**WHAT IS EXPECTED:** Every line of the material is to be quoted verbatim, minus the pictures.

**TASK INPUTS:**

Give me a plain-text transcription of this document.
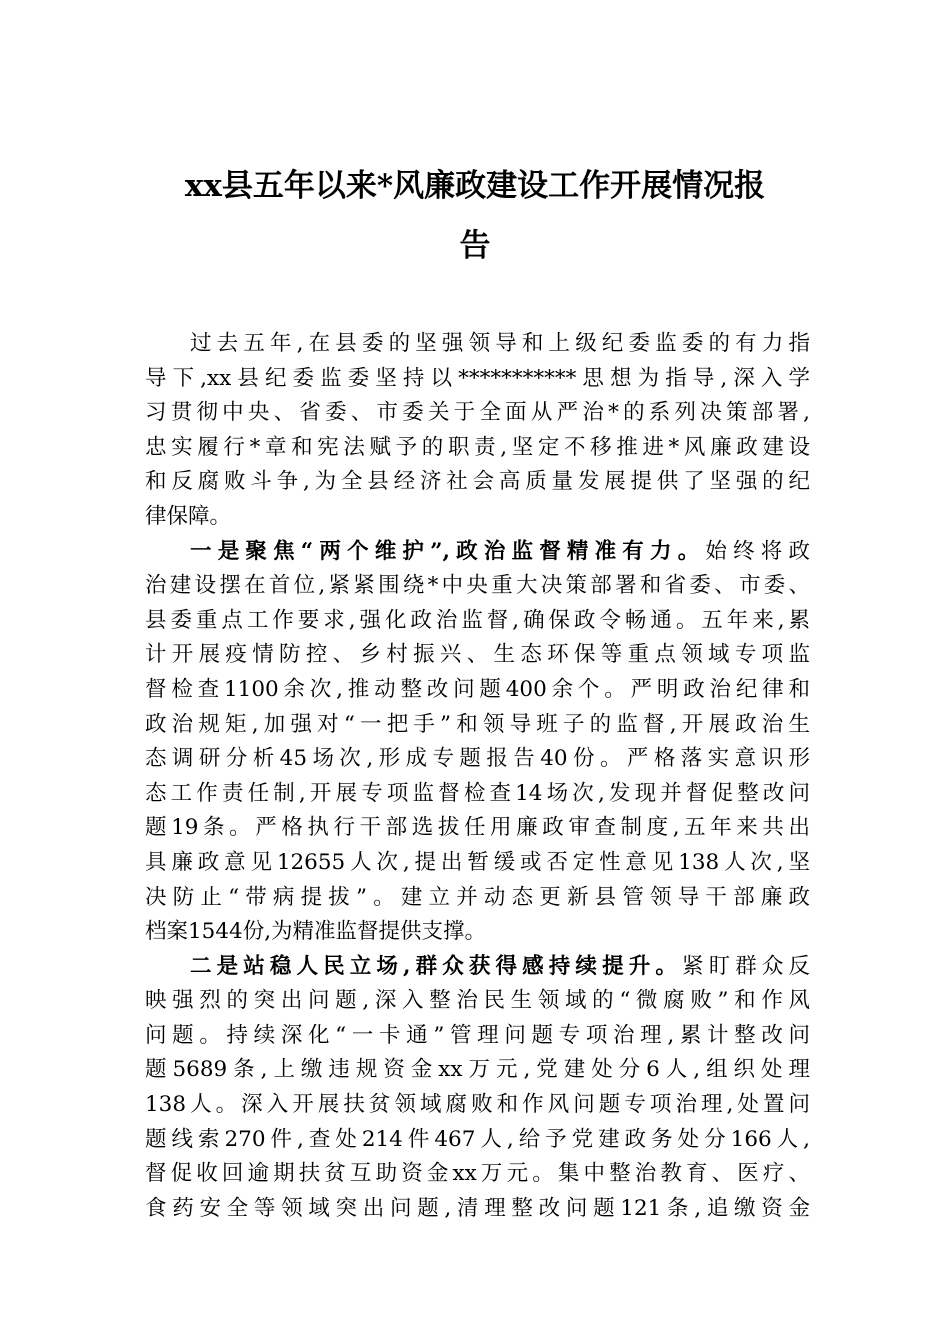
xx县五年以来*风廉政建设工作开展情况报
告
过去五年,在县委的坚强领导和上级纪委监委的有力指
导下,xx县纪委监委坚持以***********思想为指导,深入学
习贯彻中央、省委、市委关于全面从严治*的系列决策部署,
忠实履行*章和宪法赋予的职责,坚定不移推进*风廉政建设
和反腐败斗争,为全县经济社会高质量发展提供了坚强的纪
律保障。
一是聚焦“两个维护”,政治监督精准有力。始终将政
治建设摆在首位,紧紧围绕*中央重大决策部署和省委、市委、
县委重点工作要求,强化政治监督,确保政令畅通。五年来,累
计开展疫情防控、乡村振兴、生态环保等重点领域专项监
督检查1100余次,推动整改问题400余个。严明政治纪律和
政治规矩,加强对“一把手”和领导班子的监督,开展政治生
态调研分析45场次,形成专题报告40份。严格落实意识形
态工作责任制,开展专项监督检查14场次,发现并督促整改问
题19条。严格执行干部选拔任用廉政审查制度,五年来共出
具廉政意见12655人次,提出暂缓或否定性意见138人次,坚
决防止“带病提拔”。建立并动态更新县管领导干部廉政
档案1544份,为精准监督提供支撑。
二是站稳人民立场,群众获得感持续提升。紧盯群众反
映强烈的突出问题,深入整治民生领域的“微腐败”和作风
问题。持续深化“一卡通”管理问题专项治理,累计整改问
题5689条,上缴违规资金xx万元,党建处分6人,组织处理
138人。深入开展扶贫领域腐败和作风问题专项治理,处置问
题线索270件,查处214件467人,给予党建政务处分166人,
督促收回逾期扶贫互助资金xx万元。集中整治教育、医疗、
食药安全等领域突出问题,清理整改问题121条,追缴资金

**RESULT FOR THIS EXERCISE:**
Give me a plain-text transcription of this document.
xx县五年以来*风廉政建设工作开展情况报
告
过去五年,在县委的坚强领导和上级纪委监委的有力指
导下,xx县纪委监委坚持以***********思想为指导,深入学
习贯彻中央、省委、市委关于全面从严治*的系列决策部署,
忠实履行*章和宪法赋予的职责,坚定不移推进*风廉政建设
和反腐败斗争,为全县经济社会高质量发展提供了坚强的纪
律保障。
一是聚焦“两个维护”,政治监督精准有力。始终将政
治建设摆在首位,紧紧围绕*中央重大决策部署和省委、市委、
县委重点工作要求,强化政治监督,确保政令畅通。五年来,累
计开展疫情防控、乡村振兴、生态环保等重点领域专项监
督检查1100余次,推动整改问题400余个。严明政治纪律和
政治规矩,加强对“一把手”和领导班子的监督,开展政治生
态调研分析45场次,形成专题报告40份。严格落实意识形
态工作责任制,开展专项监督检查14场次,发现并督促整改问
题19条。严格执行干部选拔任用廉政审查制度,五年来共出
具廉政意见12655人次,提出暂缓或否定性意见138人次,坚
决防止“带病提拔”。建立并动态更新县管领导干部廉政
档案1544份,为精准监督提供支撑。
二是站稳人民立场,群众获得感持续提升。紧盯群众反
映强烈的突出问题,深入整治民生领域的“微腐败”和作风
问题。持续深化“一卡通”管理问题专项治理,累计整改问
题5689条,上缴违规资金xx万元,党建处分6人,组织处理
138人。深入开展扶贫领域腐败和作风问题专项治理,处置问
题线索270件,查处214件467人,给予党建政务处分166人,
督促收回逾期扶贫互助资金xx万元。集中整治教育、医疗、
食药安全等领域突出问题,清理整改问题121条,追缴资金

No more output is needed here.